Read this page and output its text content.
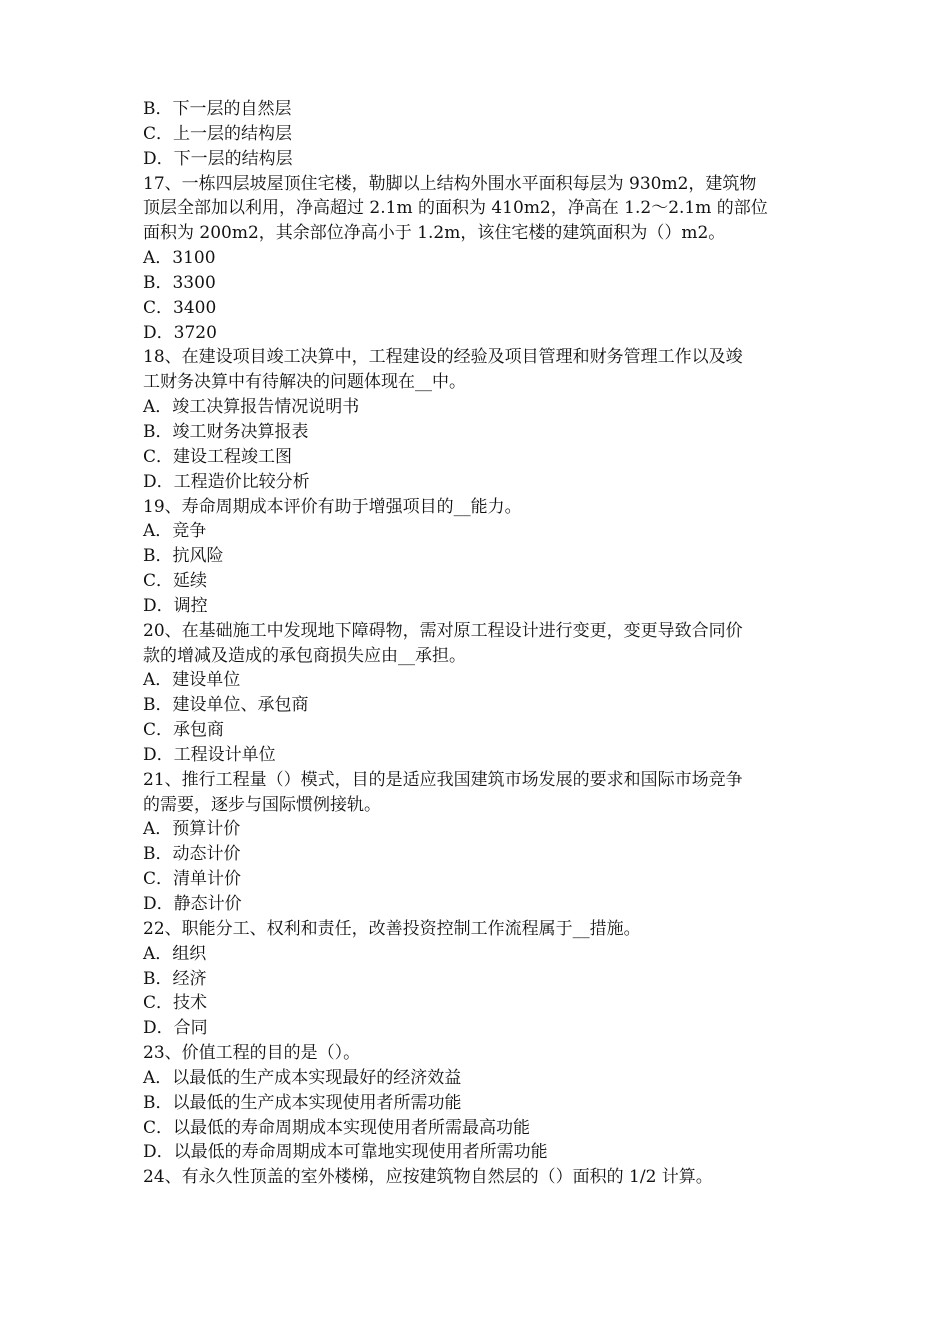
B．下一层的自然层
C．上一层的结构层
D．下一层的结构层
17、一栋四层坡屋顶住宅楼，勒脚以上结构外围水平面积每层为 930m2，建筑物
顶层全部加以利用，净高超过 2.1m 的面积为 410m2，净高在 1.2～2.1m 的部位
面积为 200m2，其余部位净高小于 1.2m，该住宅楼的建筑面积为（）m2。
A．3100
B．3300
C．3400
D．3720
18、在建设项目竣工决算中，工程建设的经验及项目管理和财务管理工作以及竣
工财务决算中有待解决的问题体现在__中。
A．竣工决算报告情况说明书
B．竣工财务决算报表
C．建设工程竣工图
D．工程造价比较分析
19、寿命周期成本评价有助于增强项目的__能力。
A．竞争
B．抗风险
C．延续
D．调控
20、在基础施工中发现地下障碍物，需对原工程设计进行变更，变更导致合同价
款的增减及造成的承包商损失应由__承担。
A．建设单位
B．建设单位、承包商
C．承包商
D．工程设计单位
21、推行工程量（）模式，目的是适应我国建筑市场发展的要求和国际市场竞争
的需要，逐步与国际惯例接轨。
A．预算计价
B．动态计价
C．清单计价
D．静态计价
22、职能分工、权利和责任，改善投资控制工作流程属于__措施。
A．组织
B．经济
C．技术
D．合同
23、价值工程的目的是（）。
A．以最低的生产成本实现最好的经济效益
B．以最低的生产成本实现使用者所需功能
C．以最低的寿命周期成本实现使用者所需最高功能
D．以最低的寿命周期成本可靠地实现使用者所需功能
24、有永久性顶盖的室外楼梯，应按建筑物自然层的（）面积的 1/2 计算。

┄┄┄┄┄┄

# Exercise
Without the pictures, print the records in full, exactly as they appear.

# Problem solution
Read this page and output its text content.
B．下一层的自然层
C．上一层的结构层
D．下一层的结构层
17、一栋四层坡屋顶住宅楼，勒脚以上结构外围水平面积每层为 930m2，建筑物
顶层全部加以利用，净高超过 2.1m 的面积为 410m2，净高在 1.2～2.1m 的部位
面积为 200m2，其余部位净高小于 1.2m，该住宅楼的建筑面积为（）m2。
A．3100
B．3300
C．3400
D．3720
18、在建设项目竣工决算中，工程建设的经验及项目管理和财务管理工作以及竣
工财务决算中有待解决的问题体现在__中。
A．竣工决算报告情况说明书
B．竣工财务决算报表
C．建设工程竣工图
D．工程造价比较分析
19、寿命周期成本评价有助于增强项目的__能力。
A．竞争
B．抗风险
C．延续
D．调控
20、在基础施工中发现地下障碍物，需对原工程设计进行变更，变更导致合同价
款的增减及造成的承包商损失应由__承担。
A．建设单位
B．建设单位、承包商
C．承包商
D．工程设计单位
21、推行工程量（）模式，目的是适应我国建筑市场发展的要求和国际市场竞争
的需要，逐步与国际惯例接轨。
A．预算计价
B．动态计价
C．清单计价
D．静态计价
22、职能分工、权利和责任，改善投资控制工作流程属于__措施。
A．组织
B．经济
C．技术
D．合同
23、价值工程的目的是（）。
A．以最低的生产成本实现最好的经济效益
B．以最低的生产成本实现使用者所需功能
C．以最低的寿命周期成本实现使用者所需最高功能
D．以最低的寿命周期成本可靠地实现使用者所需功能
24、有永久性顶盖的室外楼梯，应按建筑物自然层的（）面积的 1/2 计算。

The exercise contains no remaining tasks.